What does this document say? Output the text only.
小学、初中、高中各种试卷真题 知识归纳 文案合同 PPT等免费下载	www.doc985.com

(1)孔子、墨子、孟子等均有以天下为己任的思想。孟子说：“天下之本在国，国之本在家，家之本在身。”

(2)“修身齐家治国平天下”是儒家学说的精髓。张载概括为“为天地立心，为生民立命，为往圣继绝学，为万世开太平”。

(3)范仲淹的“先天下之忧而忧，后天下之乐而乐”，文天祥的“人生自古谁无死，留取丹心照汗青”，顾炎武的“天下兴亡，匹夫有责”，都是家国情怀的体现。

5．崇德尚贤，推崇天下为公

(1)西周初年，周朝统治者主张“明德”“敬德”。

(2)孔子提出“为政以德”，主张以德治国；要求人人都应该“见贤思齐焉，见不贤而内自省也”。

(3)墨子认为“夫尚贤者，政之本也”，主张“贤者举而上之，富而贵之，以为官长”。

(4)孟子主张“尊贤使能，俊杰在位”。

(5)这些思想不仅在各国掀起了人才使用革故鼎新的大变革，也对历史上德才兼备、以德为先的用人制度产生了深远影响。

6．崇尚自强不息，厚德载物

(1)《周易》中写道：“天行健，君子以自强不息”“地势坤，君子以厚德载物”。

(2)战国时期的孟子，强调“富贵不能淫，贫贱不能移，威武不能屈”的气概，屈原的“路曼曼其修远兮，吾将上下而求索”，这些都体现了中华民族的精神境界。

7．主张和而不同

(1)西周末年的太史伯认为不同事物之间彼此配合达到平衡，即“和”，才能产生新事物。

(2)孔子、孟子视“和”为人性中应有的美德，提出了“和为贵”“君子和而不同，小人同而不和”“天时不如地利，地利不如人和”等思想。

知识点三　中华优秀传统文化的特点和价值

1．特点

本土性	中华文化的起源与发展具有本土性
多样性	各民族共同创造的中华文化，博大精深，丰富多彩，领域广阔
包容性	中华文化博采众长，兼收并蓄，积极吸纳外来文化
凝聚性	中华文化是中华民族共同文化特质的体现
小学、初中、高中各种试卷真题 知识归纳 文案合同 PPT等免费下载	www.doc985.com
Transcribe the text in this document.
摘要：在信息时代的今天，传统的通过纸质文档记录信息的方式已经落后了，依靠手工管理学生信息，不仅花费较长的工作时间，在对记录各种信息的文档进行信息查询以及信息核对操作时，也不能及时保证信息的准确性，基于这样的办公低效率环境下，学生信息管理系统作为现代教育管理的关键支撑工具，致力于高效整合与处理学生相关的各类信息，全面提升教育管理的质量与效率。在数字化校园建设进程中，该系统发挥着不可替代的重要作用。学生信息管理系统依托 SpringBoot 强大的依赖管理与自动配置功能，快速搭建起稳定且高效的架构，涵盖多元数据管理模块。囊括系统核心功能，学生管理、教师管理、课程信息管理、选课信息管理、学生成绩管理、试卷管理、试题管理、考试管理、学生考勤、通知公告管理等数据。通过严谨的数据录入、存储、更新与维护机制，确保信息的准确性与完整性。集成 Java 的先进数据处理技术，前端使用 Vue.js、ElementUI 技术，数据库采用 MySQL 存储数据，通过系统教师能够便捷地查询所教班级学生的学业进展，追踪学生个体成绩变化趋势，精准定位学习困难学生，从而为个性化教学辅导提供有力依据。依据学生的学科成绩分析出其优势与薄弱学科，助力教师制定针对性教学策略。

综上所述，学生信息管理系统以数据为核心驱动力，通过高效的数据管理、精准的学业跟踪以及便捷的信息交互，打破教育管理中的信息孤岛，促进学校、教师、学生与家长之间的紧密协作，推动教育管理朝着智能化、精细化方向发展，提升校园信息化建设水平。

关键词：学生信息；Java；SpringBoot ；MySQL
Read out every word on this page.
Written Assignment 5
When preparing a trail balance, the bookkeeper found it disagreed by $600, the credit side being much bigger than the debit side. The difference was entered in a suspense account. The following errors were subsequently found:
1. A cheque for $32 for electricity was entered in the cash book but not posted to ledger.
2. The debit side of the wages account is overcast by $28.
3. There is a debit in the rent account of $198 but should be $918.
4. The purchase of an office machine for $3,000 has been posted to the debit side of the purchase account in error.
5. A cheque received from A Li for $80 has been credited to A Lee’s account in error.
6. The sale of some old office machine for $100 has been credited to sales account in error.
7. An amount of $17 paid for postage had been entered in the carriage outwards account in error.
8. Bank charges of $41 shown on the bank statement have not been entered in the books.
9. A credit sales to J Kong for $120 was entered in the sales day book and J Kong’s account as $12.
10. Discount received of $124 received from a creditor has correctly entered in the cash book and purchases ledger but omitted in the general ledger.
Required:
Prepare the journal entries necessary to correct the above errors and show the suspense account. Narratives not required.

• • •

_Problem_
Extract from the material all lines containing the string "suspense".

_Result of this task_
When preparing a trail balance, the bookkeeper found it disagreed by $600, the credit side being much bigger than the debit side. The difference was entered in a suspense account. The following errors were subsequently found:
Prepare the journal entries necessary to correct the above errors and show the suspense account. Narratives not required.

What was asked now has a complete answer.